▶ _Written request_
Report each line of the data below that contains the word "column", copying those lines in full.

☆ ☆ ☆

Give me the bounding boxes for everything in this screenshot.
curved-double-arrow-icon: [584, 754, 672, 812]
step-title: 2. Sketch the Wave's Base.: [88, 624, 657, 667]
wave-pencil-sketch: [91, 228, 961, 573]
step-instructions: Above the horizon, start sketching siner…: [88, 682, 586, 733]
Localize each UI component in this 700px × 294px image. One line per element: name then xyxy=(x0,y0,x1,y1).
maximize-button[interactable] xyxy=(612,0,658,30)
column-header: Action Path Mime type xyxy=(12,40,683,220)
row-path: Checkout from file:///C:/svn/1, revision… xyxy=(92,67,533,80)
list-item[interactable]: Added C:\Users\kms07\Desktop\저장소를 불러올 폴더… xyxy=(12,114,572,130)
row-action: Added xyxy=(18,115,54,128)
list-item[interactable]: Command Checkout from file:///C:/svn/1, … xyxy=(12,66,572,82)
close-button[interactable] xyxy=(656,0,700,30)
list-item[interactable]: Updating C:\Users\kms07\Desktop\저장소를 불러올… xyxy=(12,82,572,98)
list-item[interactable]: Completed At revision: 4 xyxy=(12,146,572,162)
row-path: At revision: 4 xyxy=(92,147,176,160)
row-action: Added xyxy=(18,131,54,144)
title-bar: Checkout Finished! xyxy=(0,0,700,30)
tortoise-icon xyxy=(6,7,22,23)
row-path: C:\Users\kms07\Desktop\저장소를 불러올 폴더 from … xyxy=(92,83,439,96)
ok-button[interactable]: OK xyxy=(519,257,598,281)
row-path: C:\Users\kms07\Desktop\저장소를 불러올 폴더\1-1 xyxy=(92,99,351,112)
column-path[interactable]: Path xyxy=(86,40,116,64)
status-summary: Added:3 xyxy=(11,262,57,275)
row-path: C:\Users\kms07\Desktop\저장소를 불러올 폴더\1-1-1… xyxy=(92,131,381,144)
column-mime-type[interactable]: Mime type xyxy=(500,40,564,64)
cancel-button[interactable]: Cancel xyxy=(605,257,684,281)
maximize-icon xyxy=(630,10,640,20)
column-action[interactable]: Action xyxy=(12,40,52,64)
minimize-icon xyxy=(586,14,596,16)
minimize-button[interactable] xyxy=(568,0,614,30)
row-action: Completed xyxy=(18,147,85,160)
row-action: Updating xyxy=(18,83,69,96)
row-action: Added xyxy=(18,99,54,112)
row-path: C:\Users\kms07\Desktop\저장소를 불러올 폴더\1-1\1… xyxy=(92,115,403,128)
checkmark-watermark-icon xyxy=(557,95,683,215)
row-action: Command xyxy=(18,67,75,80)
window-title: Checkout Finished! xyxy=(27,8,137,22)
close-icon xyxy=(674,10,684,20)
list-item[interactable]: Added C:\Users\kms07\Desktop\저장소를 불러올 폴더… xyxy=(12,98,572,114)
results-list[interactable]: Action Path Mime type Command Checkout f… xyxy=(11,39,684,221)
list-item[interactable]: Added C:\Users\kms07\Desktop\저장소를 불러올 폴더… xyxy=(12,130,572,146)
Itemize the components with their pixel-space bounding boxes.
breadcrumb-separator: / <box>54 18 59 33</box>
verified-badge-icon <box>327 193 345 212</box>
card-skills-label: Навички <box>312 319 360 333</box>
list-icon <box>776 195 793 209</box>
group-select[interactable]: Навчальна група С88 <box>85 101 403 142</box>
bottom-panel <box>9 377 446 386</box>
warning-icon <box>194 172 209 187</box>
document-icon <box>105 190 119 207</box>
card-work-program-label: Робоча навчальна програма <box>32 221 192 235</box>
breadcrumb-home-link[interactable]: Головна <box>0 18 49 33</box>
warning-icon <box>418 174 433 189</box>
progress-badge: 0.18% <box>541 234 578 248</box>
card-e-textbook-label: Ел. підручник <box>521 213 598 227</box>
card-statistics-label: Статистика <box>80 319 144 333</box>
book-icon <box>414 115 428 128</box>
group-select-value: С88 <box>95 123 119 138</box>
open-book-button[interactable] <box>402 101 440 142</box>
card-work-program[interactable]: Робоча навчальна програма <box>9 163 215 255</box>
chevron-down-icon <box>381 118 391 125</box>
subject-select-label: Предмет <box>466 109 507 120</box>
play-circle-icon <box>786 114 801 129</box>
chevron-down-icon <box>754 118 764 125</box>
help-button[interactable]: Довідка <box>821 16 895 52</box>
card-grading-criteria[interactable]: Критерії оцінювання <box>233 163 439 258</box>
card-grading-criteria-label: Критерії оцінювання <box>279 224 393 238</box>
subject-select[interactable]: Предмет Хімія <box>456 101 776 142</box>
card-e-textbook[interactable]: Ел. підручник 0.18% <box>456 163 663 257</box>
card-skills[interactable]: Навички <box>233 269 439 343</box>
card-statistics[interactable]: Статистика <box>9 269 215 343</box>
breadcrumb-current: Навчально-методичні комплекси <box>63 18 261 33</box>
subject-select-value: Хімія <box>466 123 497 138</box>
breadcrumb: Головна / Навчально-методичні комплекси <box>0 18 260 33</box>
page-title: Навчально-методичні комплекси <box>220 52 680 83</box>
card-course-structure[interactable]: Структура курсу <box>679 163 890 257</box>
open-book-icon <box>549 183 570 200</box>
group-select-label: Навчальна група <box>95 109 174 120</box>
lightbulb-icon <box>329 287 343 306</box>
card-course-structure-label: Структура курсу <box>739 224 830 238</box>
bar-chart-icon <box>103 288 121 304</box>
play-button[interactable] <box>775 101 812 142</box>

☆ ☆ ☆

▶ _Exercise result_
column-header: Action Path Mime type xyxy=(12,40,683,220)
column-path[interactable]: Path xyxy=(86,40,116,64)
column-mime-type[interactable]: Mime type xyxy=(500,40,564,64)
column-action[interactable]: Action xyxy=(12,40,52,64)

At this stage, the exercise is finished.